## TASK
Find every line of the listing below where "screenshot" appears, and copy it.

╭─ DATA PROVIDED

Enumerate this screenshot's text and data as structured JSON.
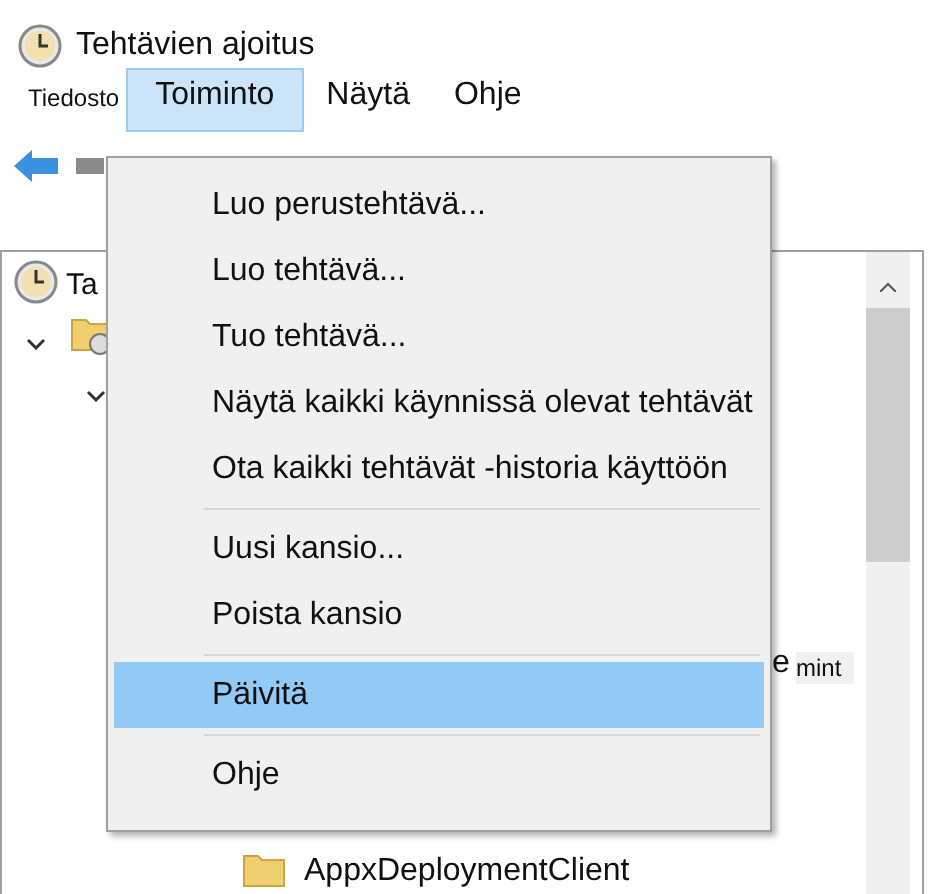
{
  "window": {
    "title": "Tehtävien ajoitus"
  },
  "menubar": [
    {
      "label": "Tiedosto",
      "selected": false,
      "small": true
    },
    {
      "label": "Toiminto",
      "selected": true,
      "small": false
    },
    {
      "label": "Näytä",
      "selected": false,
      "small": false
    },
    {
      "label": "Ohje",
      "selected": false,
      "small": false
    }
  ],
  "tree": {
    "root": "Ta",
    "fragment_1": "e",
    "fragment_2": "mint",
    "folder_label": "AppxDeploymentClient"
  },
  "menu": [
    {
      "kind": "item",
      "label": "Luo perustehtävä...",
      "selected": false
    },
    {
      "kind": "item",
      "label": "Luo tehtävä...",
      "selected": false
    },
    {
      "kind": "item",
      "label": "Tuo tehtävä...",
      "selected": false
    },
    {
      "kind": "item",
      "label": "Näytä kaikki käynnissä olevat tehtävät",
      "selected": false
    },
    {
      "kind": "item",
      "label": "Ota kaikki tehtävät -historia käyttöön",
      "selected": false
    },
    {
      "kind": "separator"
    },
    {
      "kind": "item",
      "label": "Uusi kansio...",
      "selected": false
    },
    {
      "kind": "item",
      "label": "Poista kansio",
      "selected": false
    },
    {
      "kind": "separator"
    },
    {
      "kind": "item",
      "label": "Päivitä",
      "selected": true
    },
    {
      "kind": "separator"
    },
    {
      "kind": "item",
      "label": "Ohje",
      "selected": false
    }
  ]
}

╰─
╭─ DATA PROVIDED

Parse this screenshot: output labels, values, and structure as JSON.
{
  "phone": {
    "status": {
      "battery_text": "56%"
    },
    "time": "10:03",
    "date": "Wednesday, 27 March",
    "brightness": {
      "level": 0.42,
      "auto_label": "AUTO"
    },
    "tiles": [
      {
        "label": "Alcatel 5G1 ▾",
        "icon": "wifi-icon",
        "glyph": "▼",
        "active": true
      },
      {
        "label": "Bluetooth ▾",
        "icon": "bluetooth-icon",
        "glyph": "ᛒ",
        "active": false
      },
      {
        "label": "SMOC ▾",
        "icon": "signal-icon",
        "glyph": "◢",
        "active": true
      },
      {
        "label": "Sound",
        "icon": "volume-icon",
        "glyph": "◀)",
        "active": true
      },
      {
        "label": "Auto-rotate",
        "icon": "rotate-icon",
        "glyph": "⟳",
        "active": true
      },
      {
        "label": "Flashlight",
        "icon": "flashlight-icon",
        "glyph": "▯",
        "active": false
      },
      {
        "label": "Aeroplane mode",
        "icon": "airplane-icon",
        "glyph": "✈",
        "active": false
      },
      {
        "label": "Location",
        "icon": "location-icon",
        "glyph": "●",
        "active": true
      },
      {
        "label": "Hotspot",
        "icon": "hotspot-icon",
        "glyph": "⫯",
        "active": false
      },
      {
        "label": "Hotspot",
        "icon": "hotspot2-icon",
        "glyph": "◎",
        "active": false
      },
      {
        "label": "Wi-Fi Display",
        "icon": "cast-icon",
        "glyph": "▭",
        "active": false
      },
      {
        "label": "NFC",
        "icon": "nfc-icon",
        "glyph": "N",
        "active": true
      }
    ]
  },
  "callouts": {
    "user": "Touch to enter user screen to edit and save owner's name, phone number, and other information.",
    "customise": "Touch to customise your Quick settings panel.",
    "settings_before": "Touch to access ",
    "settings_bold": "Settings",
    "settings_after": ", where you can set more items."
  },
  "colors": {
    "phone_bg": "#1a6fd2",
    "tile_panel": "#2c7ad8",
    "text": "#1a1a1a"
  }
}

╰─

## CORRECT RESPONSE
Enumerate this screenshot's text and data as structured JSON.
Parse this screenshot: output labels, values, and structure as JSON.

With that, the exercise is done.